WRITTEN EXERCISE – Out of the lines below, please list those that hold the string "logo".

(Dataset items)
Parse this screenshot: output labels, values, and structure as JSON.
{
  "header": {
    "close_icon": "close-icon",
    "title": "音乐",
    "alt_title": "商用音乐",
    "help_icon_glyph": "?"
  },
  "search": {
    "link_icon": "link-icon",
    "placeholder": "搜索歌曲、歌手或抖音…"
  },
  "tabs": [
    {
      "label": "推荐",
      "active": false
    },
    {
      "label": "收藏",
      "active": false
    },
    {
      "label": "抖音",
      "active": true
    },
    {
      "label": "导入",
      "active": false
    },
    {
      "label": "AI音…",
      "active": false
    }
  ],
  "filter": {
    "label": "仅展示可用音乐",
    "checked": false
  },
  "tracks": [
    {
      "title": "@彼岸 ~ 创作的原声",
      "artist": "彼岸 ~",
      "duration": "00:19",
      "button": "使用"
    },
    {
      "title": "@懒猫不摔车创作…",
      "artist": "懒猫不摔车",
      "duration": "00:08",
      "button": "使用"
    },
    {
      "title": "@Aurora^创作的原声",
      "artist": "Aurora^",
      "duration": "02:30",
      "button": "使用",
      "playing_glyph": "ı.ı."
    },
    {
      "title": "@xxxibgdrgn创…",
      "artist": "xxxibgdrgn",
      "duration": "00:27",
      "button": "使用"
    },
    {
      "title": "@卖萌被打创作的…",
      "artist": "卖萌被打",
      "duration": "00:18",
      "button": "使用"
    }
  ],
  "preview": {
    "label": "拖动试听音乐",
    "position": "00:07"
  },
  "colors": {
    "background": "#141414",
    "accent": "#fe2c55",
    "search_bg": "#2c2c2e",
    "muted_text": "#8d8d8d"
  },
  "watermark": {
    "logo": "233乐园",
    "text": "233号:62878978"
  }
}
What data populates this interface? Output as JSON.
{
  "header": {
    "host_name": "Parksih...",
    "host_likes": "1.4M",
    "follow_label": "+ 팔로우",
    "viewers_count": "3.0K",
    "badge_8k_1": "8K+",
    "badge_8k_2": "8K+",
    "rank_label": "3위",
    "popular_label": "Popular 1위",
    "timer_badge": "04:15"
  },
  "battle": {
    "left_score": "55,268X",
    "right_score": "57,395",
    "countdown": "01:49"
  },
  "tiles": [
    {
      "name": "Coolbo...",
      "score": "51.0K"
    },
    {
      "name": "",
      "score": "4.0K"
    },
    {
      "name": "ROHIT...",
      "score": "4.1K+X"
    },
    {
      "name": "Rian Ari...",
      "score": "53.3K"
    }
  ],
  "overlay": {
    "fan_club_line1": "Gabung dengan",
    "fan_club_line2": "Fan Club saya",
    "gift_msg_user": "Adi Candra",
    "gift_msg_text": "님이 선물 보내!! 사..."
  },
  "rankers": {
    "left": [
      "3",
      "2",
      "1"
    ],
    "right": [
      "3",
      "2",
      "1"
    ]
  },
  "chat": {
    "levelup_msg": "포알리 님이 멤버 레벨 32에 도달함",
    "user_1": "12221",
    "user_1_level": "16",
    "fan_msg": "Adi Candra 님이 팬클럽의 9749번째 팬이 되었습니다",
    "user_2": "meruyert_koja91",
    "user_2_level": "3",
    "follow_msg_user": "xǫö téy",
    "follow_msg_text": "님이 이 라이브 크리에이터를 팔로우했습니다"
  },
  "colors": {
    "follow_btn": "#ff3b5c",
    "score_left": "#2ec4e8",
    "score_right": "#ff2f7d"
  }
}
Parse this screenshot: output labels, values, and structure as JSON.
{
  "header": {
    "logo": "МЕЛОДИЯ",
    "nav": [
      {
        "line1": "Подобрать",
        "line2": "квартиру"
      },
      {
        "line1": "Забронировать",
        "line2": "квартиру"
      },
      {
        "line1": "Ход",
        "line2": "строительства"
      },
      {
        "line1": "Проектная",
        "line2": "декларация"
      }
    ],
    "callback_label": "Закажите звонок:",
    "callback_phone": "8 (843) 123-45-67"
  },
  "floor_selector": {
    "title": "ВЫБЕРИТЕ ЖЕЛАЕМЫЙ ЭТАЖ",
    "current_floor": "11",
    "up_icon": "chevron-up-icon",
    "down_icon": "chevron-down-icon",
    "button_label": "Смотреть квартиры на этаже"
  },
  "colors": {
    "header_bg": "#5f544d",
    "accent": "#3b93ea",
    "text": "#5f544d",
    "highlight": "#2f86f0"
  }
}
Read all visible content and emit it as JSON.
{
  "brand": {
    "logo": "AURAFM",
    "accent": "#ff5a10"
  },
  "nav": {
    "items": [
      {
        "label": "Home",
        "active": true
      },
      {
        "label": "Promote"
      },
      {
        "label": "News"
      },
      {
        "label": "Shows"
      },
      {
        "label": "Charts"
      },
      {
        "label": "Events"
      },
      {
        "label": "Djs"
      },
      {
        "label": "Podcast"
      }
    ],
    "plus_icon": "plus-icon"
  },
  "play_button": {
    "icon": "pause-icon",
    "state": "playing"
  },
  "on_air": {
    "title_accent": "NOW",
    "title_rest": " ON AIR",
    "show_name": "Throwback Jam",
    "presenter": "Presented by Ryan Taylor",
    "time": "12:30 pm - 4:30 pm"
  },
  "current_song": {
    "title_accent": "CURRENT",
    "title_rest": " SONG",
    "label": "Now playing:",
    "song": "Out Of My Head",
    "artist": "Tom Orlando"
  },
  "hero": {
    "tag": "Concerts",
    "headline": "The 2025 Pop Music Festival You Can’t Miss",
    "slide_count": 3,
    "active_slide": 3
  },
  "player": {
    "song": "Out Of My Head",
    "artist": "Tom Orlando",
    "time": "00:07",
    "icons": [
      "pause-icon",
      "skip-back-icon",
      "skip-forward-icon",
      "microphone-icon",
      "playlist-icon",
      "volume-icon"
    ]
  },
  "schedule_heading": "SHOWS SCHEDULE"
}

THE COMPLETED TASK –
    "logo": "233乐园",
    "logo": "МЕЛОДИЯ",
    "logo": "AURAFM",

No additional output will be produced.